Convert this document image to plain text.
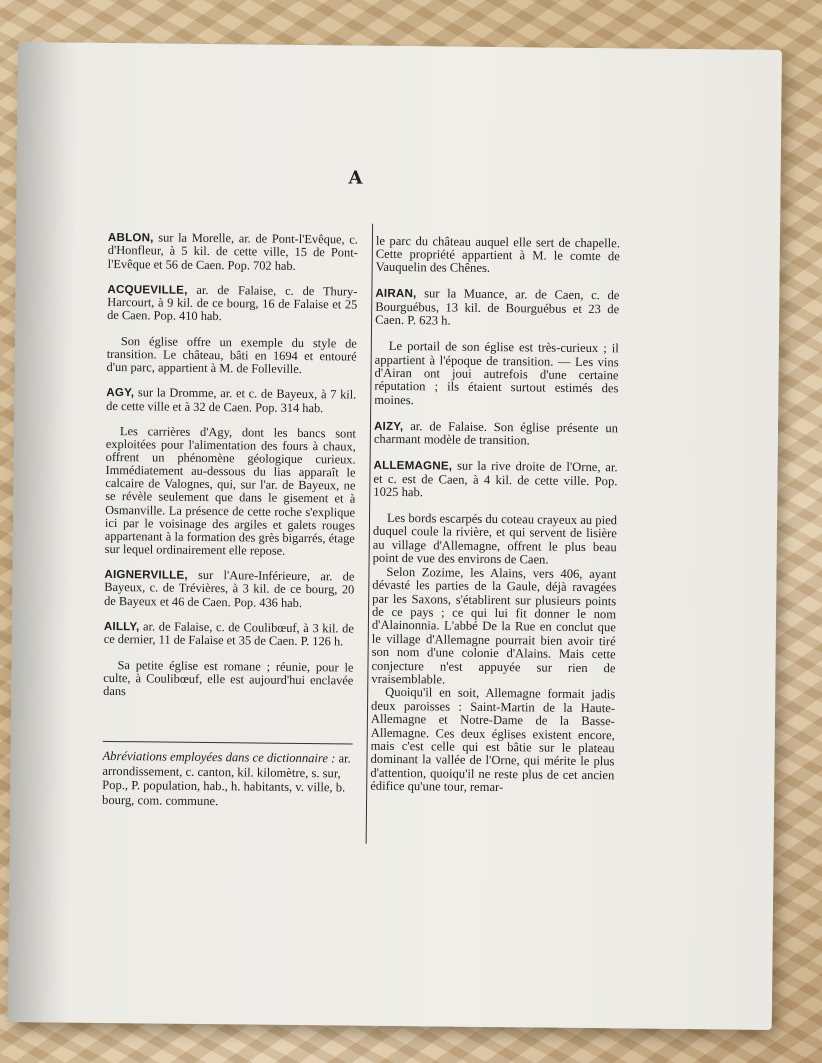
A

ABLON, sur la Morelle, ar. de Pont-l'Evêque, c. d'Honfleur, à 5 kil. de cette ville, 15 de Pont-l'Evêque et 56 de Caen. Pop. 702 hab.

ACQUEVILLE, ar. de Falaise, c. de Thury-Harcourt, à 9 kil. de ce bourg, 16 de Falaise et 25 de Caen. Pop. 410 hab.

Son église offre un exemple du style de transition. Le château, bâti en 1694 et entouré d'un parc, appartient à M. de Folleville.

AGY, sur la Dromme, ar. et c. de Bayeux, à 7 kil. de cette ville et à 32 de Caen. Pop. 314 hab.

Les carrières d'Agy, dont les bancs sont exploitées pour l'alimentation des fours à chaux, offrent un phénomène géologique curieux. Immédiatement au-dessous du lias apparaît le calcaire de Valognes, qui, sur l'ar. de Bayeux, ne se révèle seulement que dans le gisement et à Osmanville. La présence de cette roche s'explique ici par le voisinage des argiles et galets rouges appartenant à la formation des grès bigarrés, étage sur lequel ordinairement elle repose.

AIGNERVILLE, sur l'Aure-Inférieure, ar. de Bayeux, c. de Trévières, à 3 kil. de ce bourg, 20 de Bayeux et 46 de Caen. Pop. 436 hab.

AILLY, ar. de Falaise, c. de Coulibœuf, à 3 kil. de ce dernier, 11 de Falaise et 35 de Caen. P. 126 h.

Sa petite église est romane ; réunie, pour le culte, à Coulibœuf, elle est aujourd'hui enclavée dans

le parc du château auquel elle sert de chapelle. Cette propriété appartient à M. le comte de Vauquelin des Chênes.

AIRAN, sur la Muance, ar. de Caen, c. de Bourguébus, 13 kil. de Bourguébus et 23 de Caen. P. 623 h.

Le portail de son église est très-curieux ; il appartient à l'époque de transition. — Les vins d'Airan ont joui autrefois d'une certaine réputation ; ils étaient surtout estimés des moines.

AIZY, ar. de Falaise. Son église présente un charmant modèle de transition.

ALLEMAGNE, sur la rive droite de l'Orne, ar. et c. est de Caen, à 4 kil. de cette ville. Pop. 1025 hab.

Les bords escarpés du coteau crayeux au pied duquel coule la rivière, et qui servent de lisière au village d'Allemagne, offrent le plus beau point de vue des environs de Caen.

Selon Zozime, les Alains, vers 406, ayant dévasté les parties de la Gaule, déjà ravagées par les Saxons, s'établirent sur plusieurs points de ce pays ; ce qui lui fit donner le nom d'Alainonnia. L'abbé De la Rue en conclut que le village d'Allemagne pourrait bien avoir tiré son nom d'une colonie d'Alains. Mais cette conjecture n'est appuyée sur rien de vraisemblable.

Quoiqu'il en soit, Allemagne formait jadis deux paroisses : Saint-Martin de la Haute-Allemagne et Notre-Dame de la Basse-Allemagne. Ces deux églises existent encore, mais c'est celle qui est bâtie sur le plateau dominant la vallée de l'Orne, qui mérite le plus d'attention, quoiqu'il ne reste plus de cet ancien édifice qu'une tour, remar-

Abréviations employées dans ce dictionnaire : ar. arrondissement, c. canton, kil. kilomètre, s. sur, Pop., P. population, hab., h. habitants, v. ville, b. bourg, com. commune.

## What is being asked
Each line in the listing above that contains "Bayeux" should be copied.

## Result for this exercise
AGY, sur la Dromme, ar. et c. de Bayeux, à 7 kil. de cette ville et à 32 de Caen. Pop. 314 hab.
Les carrières d'Agy, dont les bancs sont exploitées pour l'alimentation des fours à chaux, offrent un phénomène géologique curieux. Immédiatement au-dessous du lias apparaît le calcaire de Valognes, qui, sur l'ar. de Bayeux, ne se révèle seulement que dans le gisement et à Osmanville. La présence de cette roche s'explique ici par le voisinage des argiles et galets rouges appartenant à la formation des grès bigarrés, étage sur lequel ordinairement elle repose.
AIGNERVILLE, sur l'Aure-Inférieure, ar. de Bayeux, c. de Trévières, à 3 kil. de ce bourg, 20 de Bayeux et 46 de Caen. Pop. 436 hab.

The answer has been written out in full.